Reproduce every line of the material below verbatim.

**RECORDS TO PROCESS**

- - - - - - -

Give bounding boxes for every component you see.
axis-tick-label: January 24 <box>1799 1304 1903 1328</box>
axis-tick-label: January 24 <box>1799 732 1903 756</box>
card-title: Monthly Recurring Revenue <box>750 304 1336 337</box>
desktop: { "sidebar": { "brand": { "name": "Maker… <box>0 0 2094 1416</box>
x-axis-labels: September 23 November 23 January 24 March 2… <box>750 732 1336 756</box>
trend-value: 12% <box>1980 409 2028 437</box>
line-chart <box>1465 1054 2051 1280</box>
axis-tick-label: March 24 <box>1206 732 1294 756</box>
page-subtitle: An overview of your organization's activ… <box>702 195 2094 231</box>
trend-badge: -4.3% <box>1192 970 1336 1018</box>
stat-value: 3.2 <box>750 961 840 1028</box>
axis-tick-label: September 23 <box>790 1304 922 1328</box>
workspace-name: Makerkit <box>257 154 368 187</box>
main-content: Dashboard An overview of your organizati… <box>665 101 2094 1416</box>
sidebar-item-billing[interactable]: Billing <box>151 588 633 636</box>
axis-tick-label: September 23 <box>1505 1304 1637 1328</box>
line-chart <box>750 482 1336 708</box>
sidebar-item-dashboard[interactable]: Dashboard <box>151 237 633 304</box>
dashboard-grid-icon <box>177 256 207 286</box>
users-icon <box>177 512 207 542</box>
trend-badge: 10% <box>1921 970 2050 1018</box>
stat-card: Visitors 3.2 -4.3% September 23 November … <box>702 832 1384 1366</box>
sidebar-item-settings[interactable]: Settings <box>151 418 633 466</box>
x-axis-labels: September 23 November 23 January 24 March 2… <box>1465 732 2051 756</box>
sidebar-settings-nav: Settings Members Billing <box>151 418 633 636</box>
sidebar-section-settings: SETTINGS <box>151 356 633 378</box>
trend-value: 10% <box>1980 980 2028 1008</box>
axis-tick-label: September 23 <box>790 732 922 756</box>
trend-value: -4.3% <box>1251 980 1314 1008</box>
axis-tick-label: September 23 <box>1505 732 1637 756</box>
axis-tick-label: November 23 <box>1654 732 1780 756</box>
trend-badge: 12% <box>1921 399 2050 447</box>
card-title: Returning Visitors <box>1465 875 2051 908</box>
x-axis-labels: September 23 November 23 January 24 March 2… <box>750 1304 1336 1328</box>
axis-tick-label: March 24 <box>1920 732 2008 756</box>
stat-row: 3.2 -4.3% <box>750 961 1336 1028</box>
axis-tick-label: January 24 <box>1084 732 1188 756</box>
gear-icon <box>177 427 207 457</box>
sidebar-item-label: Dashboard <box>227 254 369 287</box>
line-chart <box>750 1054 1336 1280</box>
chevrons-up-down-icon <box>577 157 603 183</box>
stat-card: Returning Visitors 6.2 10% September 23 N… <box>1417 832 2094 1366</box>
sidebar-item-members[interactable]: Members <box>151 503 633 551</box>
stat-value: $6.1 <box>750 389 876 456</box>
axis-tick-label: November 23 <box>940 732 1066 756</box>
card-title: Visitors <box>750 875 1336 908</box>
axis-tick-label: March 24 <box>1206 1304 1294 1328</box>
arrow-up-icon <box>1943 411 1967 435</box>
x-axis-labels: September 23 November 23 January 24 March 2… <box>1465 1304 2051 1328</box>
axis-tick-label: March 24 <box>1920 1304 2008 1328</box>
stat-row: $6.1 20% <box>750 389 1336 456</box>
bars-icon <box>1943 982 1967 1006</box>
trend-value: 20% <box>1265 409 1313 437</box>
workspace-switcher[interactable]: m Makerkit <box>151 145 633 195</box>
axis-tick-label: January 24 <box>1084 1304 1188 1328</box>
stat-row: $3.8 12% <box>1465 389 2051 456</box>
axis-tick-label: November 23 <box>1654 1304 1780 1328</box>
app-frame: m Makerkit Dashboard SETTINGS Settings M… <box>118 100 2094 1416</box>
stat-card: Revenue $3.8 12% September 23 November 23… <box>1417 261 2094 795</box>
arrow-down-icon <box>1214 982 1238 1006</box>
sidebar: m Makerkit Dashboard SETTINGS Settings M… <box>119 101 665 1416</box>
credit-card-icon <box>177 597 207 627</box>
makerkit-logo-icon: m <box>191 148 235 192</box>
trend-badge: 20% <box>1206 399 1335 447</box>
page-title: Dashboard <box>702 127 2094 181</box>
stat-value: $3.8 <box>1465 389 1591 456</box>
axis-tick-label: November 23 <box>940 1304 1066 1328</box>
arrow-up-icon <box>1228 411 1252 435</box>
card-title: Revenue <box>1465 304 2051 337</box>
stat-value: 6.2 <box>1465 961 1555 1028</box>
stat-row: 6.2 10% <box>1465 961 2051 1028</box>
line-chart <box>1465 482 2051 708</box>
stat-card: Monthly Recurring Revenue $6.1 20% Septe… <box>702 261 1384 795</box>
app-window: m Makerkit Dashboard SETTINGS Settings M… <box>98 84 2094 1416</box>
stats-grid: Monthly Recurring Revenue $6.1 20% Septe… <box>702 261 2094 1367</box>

- - - - - - -

**PROBLEM SOLUTION**
Give bounding boxes for every component you see.
axis-tick-label: January 24 <box>1799 1304 1903 1328</box>
axis-tick-label: January 24 <box>1799 732 1903 756</box>
card-title: Monthly Recurring Revenue <box>750 304 1336 337</box>
desktop: { "sidebar": { "brand": { "name": "Maker… <box>0 0 2094 1416</box>
x-axis-labels: September 23 November 23 January 24 March 2… <box>750 732 1336 756</box>
trend-value: 12% <box>1980 409 2028 437</box>
line-chart <box>1465 1054 2051 1280</box>
axis-tick-label: March 24 <box>1206 732 1294 756</box>
page-subtitle: An overview of your organization's activ… <box>702 195 2094 231</box>
trend-badge: -4.3% <box>1192 970 1336 1018</box>
stat-value: 3.2 <box>750 961 840 1028</box>
axis-tick-label: September 23 <box>790 1304 922 1328</box>
workspace-name: Makerkit <box>257 154 368 187</box>
main-content: Dashboard An overview of your organizati… <box>665 101 2094 1416</box>
sidebar-item-billing[interactable]: Billing <box>151 588 633 636</box>
axis-tick-label: September 23 <box>1505 1304 1637 1328</box>
line-chart <box>750 482 1336 708</box>
sidebar-item-dashboard[interactable]: Dashboard <box>151 237 633 304</box>
dashboard-grid-icon <box>177 256 207 286</box>
users-icon <box>177 512 207 542</box>
trend-badge: 10% <box>1921 970 2050 1018</box>
stat-card: Visitors 3.2 -4.3% September 23 November … <box>702 832 1384 1366</box>
sidebar-item-settings[interactable]: Settings <box>151 418 633 466</box>
x-axis-labels: September 23 November 23 January 24 March 2… <box>1465 732 2051 756</box>
sidebar-settings-nav: Settings Members Billing <box>151 418 633 636</box>
sidebar-section-settings: SETTINGS <box>151 356 633 378</box>
trend-value: 10% <box>1980 980 2028 1008</box>
axis-tick-label: September 23 <box>790 732 922 756</box>
trend-value: -4.3% <box>1251 980 1314 1008</box>
axis-tick-label: September 23 <box>1505 732 1637 756</box>
axis-tick-label: November 23 <box>1654 732 1780 756</box>
trend-badge: 12% <box>1921 399 2050 447</box>
card-title: Returning Visitors <box>1465 875 2051 908</box>
x-axis-labels: September 23 November 23 January 24 March 2… <box>750 1304 1336 1328</box>
axis-tick-label: March 24 <box>1920 732 2008 756</box>
stat-row: 3.2 -4.3% <box>750 961 1336 1028</box>
axis-tick-label: January 24 <box>1084 732 1188 756</box>
gear-icon <box>177 427 207 457</box>
sidebar-item-label: Dashboard <box>227 254 369 287</box>
line-chart <box>750 1054 1336 1280</box>
chevrons-up-down-icon <box>577 157 603 183</box>
stat-card: Returning Visitors 6.2 10% September 23 N… <box>1417 832 2094 1366</box>
sidebar-item-members[interactable]: Members <box>151 503 633 551</box>
stat-value: $6.1 <box>750 389 876 456</box>
axis-tick-label: November 23 <box>940 732 1066 756</box>
card-title: Visitors <box>750 875 1336 908</box>
axis-tick-label: March 24 <box>1206 1304 1294 1328</box>
arrow-up-icon <box>1943 411 1967 435</box>
x-axis-labels: September 23 November 23 January 24 March 2… <box>1465 1304 2051 1328</box>
axis-tick-label: March 24 <box>1920 1304 2008 1328</box>
stat-row: $6.1 20% <box>750 389 1336 456</box>
bars-icon <box>1943 982 1967 1006</box>
trend-value: 20% <box>1265 409 1313 437</box>
workspace-switcher[interactable]: m Makerkit <box>151 145 633 195</box>
axis-tick-label: January 24 <box>1084 1304 1188 1328</box>
stat-row: $3.8 12% <box>1465 389 2051 456</box>
axis-tick-label: November 23 <box>1654 1304 1780 1328</box>
app-frame: m Makerkit Dashboard SETTINGS Settings M… <box>118 100 2094 1416</box>
stat-card: Revenue $3.8 12% September 23 November 23… <box>1417 261 2094 795</box>
arrow-down-icon <box>1214 982 1238 1006</box>
sidebar: m Makerkit Dashboard SETTINGS Settings M… <box>119 101 665 1416</box>
credit-card-icon <box>177 597 207 627</box>
makerkit-logo-icon: m <box>191 148 235 192</box>
trend-badge: 20% <box>1206 399 1335 447</box>
page-title: Dashboard <box>702 127 2094 181</box>
stat-value: $3.8 <box>1465 389 1591 456</box>
axis-tick-label: November 23 <box>940 1304 1066 1328</box>
arrow-up-icon <box>1228 411 1252 435</box>
card-title: Revenue <box>1465 304 2051 337</box>
stat-value: 6.2 <box>1465 961 1555 1028</box>
stat-row: 6.2 10% <box>1465 961 2051 1028</box>
line-chart <box>1465 482 2051 708</box>
stat-card: Monthly Recurring Revenue $6.1 20% Septe… <box>702 261 1384 795</box>
app-window: m Makerkit Dashboard SETTINGS Settings M… <box>98 84 2094 1416</box>
stats-grid: Monthly Recurring Revenue $6.1 20% Septe… <box>702 261 2094 1367</box>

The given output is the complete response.